* [What is being asked] Transcribe all records exactly.

* [Data listing]
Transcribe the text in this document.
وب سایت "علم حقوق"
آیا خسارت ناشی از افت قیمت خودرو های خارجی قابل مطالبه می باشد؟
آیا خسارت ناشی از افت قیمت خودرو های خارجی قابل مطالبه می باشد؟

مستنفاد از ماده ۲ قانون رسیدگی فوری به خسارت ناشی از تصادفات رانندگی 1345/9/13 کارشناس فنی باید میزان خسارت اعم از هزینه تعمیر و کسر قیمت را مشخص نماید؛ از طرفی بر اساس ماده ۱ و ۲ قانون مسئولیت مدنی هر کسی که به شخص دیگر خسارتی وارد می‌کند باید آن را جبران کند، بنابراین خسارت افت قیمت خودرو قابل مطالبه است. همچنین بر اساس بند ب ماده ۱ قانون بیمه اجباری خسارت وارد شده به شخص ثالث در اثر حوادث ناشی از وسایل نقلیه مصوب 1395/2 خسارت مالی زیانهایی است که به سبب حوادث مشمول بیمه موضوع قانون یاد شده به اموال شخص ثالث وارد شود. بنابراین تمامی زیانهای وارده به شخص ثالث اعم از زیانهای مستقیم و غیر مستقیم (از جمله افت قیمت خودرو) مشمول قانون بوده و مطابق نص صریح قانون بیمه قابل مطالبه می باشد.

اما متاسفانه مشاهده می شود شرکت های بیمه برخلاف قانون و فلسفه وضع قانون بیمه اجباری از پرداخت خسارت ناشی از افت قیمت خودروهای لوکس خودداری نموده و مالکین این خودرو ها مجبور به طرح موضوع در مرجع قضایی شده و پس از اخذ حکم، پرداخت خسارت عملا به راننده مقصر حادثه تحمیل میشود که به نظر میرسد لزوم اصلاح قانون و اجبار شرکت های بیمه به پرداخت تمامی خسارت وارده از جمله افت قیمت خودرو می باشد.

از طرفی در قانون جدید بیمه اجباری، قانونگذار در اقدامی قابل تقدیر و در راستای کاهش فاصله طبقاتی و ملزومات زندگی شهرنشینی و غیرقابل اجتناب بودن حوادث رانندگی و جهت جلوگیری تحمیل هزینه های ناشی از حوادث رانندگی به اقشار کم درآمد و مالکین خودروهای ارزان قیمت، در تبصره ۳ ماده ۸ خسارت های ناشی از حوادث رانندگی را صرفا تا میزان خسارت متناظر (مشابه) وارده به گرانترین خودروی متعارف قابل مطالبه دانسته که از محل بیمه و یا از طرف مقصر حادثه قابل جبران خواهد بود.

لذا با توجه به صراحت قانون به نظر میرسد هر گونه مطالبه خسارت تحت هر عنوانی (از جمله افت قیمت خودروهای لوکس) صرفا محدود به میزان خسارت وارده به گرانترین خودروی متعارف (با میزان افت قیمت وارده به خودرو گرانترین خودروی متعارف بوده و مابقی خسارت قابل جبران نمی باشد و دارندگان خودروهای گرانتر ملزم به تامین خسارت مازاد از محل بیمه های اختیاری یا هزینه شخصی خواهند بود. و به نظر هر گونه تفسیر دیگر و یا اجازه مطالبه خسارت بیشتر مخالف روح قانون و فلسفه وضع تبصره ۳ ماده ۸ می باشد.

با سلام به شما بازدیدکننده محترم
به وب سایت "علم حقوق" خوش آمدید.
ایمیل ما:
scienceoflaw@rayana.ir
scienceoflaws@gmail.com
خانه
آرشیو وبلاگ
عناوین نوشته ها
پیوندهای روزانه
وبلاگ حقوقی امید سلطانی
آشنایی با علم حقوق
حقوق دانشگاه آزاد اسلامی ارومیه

* [Task output]
Transcribe the text in this document.
وب سایت "علم حقوق"
آیا خسارت ناشی از افت قیمت خودرو های خارجی قابل مطالبه می باشد؟
آیا خسارت ناشی از افت قیمت خودرو های خارجی قابل مطالبه می باشد؟

مستنفاد از ماده ۲ قانون رسیدگی فوری به خسارت ناشی از تصادفات رانندگی 1345/9/13 کارشناس فنی باید میزان خسارت اعم از هزینه تعمیر و کسر قیمت را مشخص نماید؛ از طرفی بر اساس ماده ۱ و ۲ قانون مسئولیت مدنی هر کسی که به شخص دیگر خسارتی وارد می‌کند باید آن را جبران کند، بنابراین خسارت افت قیمت خودرو قابل مطالبه است. همچنین بر اساس بند ب ماده ۱ قانون بیمه اجباری خسارت وارد شده به شخص ثالث در اثر حوادث ناشی از وسایل نقلیه مصوب 1395/2 خسارت مالی زیانهایی است که به سبب حوادث مشمول بیمه موضوع قانون یاد شده به اموال شخص ثالث وارد شود. بنابراین تمامی زیانهای وارده به شخص ثالث اعم از زیانهای مستقیم و غیر مستقیم (از جمله افت قیمت خودرو) مشمول قانون بوده و مطابق نص صریح قانون بیمه قابل مطالبه می باشد.

اما متاسفانه مشاهده می شود شرکت های بیمه برخلاف قانون و فلسفه وضع قانون بیمه اجباری از پرداخت خسارت ناشی از افت قیمت خودروهای لوکس خودداری نموده و مالکین این خودرو ها مجبور به طرح موضوع در مرجع قضایی شده و پس از اخذ حکم، پرداخت خسارت عملا به راننده مقصر حادثه تحمیل میشود که به نظر میرسد لزوم اصلاح قانون و اجبار شرکت های بیمه به پرداخت تمامی خسارت وارده از جمله افت قیمت خودرو می باشد.

از طرفی در قانون جدید بیمه اجباری، قانونگذار در اقدامی قابل تقدیر و در راستای کاهش فاصله طبقاتی و ملزومات زندگی شهرنشینی و غیرقابل اجتناب بودن حوادث رانندگی و جهت جلوگیری تحمیل هزینه های ناشی از حوادث رانندگی به اقشار کم درآمد و مالکین خودروهای ارزان قیمت، در تبصره ۳ ماده ۸ خسارت های ناشی از حوادث رانندگی را صرفا تا میزان خسارت متناظر (مشابه) وارده به گرانترین خودروی متعارف قابل مطالبه دانسته که از محل بیمه و یا از طرف مقصر حادثه قابل جبران خواهد بود.

لذا با توجه به صراحت قانون به نظر میرسد هر گونه مطالبه خسارت تحت هر عنوانی (از جمله افت قیمت خودروهای لوکس) صرفا محدود به میزان خسارت وارده به گرانترین خودروی متعارف (با میزان افت قیمت وارده به خودرو گرانترین خودروی متعارف بوده و مابقی خسارت قابل جبران نمی باشد و دارندگان خودروهای گرانتر ملزم به تامین خسارت مازاد از محل بیمه های اختیاری یا هزینه شخصی خواهند بود. و به نظر هر گونه تفسیر دیگر و یا اجازه مطالبه خسارت بیشتر مخالف روح قانون و فلسفه وضع تبصره ۳ ماده ۸ می باشد.

با سلام به شما بازدیدکننده محترم
به وب سایت "علم حقوق" خوش آمدید.
ایمیل ما:
scienceoflaw@rayana.ir
scienceoflaws@gmail.com
خانه
آرشیو وبلاگ
عناوین نوشته ها
پیوندهای روزانه
وبلاگ حقوقی امید سلطانی
آشنایی با علم حقوق
حقوق دانشگاه آزاد اسلامی ارومیه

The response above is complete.